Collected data
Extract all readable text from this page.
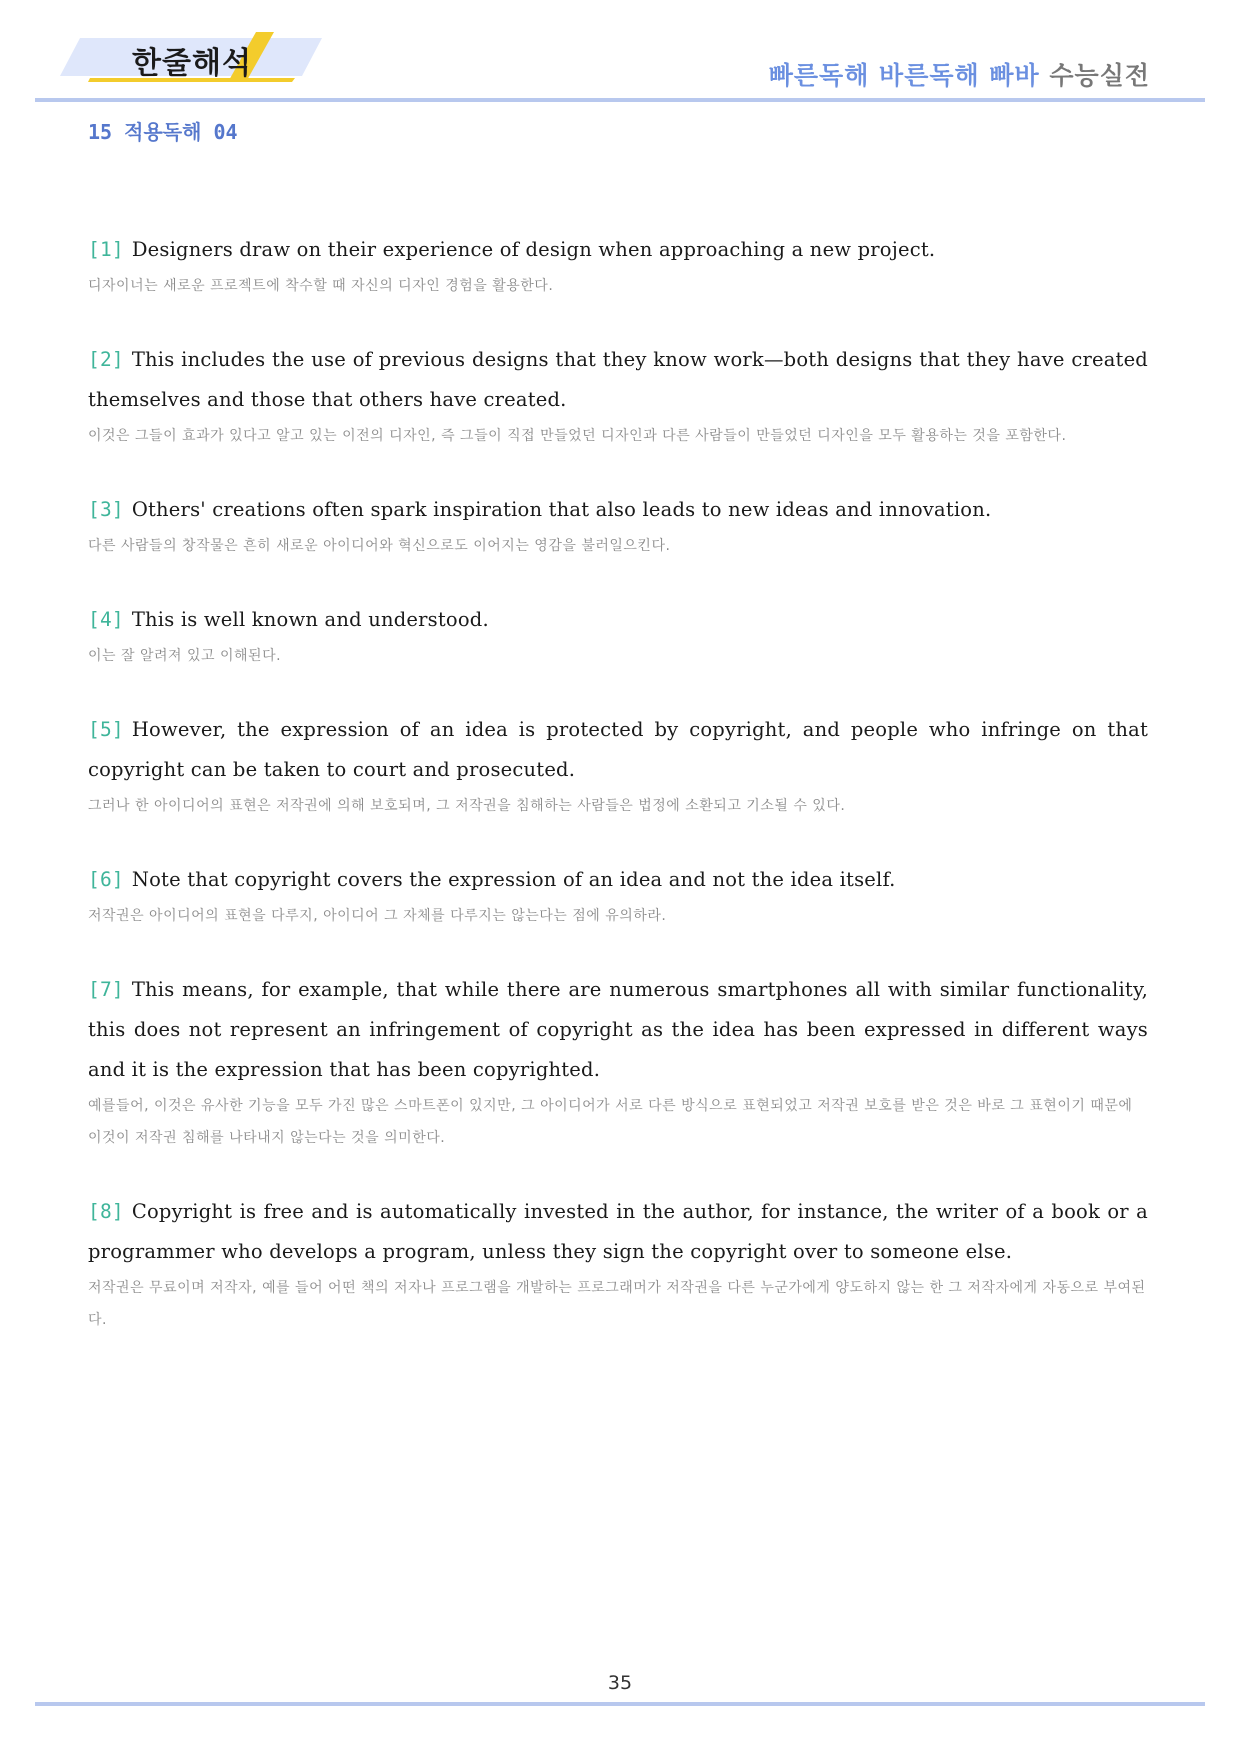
한줄해석	빠른독해 바른독해 빠바 수능실전
15 적용독해 04

[1] Designers draw on their experience of design when approaching a new project.

디자이너는 새로운 프로젝트에 착수할 때 자신의 디자인 경험을 활용한다.

[2] This includes the use of previous designs that they know work—both designs that they have created themselves and those that others have created.

이것은 그들이 효과가 있다고 알고 있는 이전의 디자인, 즉 그들이 직접 만들었던 디자인과 다른 사람들이 만들었던 디자인을 모두 활용하는 것을 포함한다.

[3] Others' creations often spark inspiration that also leads to new ideas and innovation.

다른 사람들의 창작물은 흔히 새로운 아이디어와 혁신으로도 이어지는 영감을 불러일으킨다.

[4] This is well known and understood.

이는 잘 알려져 있고 이해된다.

[5] However, the expression of an idea is protected by copyright, and people who infringe on that copyright can be taken to court and prosecuted.

그러나 한 아이디어의 표현은 저작권에 의해 보호되며, 그 저작권을 침해하는 사람들은 법정에 소환되고 기소될 수 있다.

[6] Note that copyright covers the expression of an idea and not the idea itself.

저작권은 아이디어의 표현을 다루지, 아이디어 그 자체를 다루지는 않는다는 점에 유의하라.

[7] This means, for example, that while there are numerous smartphones all with similar functionality, this does not represent an infringement of copyright as the idea has been expressed in different ways and it is the expression that has been copyrighted.

예를들어, 이것은 유사한 기능을 모두 가진 많은 스마트폰이 있지만, 그 아이디어가 서로 다른 방식으로 표현되었고 저작권 보호를 받은 것은 바로 그 표현이기 때문에 이것이 저작권 침해를 나타내지 않는다는 것을 의미한다.

[8] Copyright is free and is automatically invested in the author, for instance, the writer of a book or a programmer who develops a program, unless they sign the copyright over to someone else.

저작권은 무료이며 저작자, 예를 들어 어떤 책의 저자나 프로그램을 개발하는 프로그래머가 저작권을 다른 누군가에게 양도하지 않는 한 그 저작자에게 자동으로 부여된다.

35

- [THE TASK] Select every line of the material above holding the word "않는다는" and copy it.

- [EXERCISE OUTPUT]
저작권은 아이디어의 표현을 다루지, 아이디어 그 자체를 다루지는 않는다는 점에 유의하라.
예를들어, 이것은 유사한 기능을 모두 가진 많은 스마트폰이 있지만, 그 아이디어가 서로 다른 방식으로 표현되었고 저작권 보호를 받은 것은 바로 그 표현이기 때문에 이것이 저작권 침해를 나타내지 않는다는 것을 의미한다.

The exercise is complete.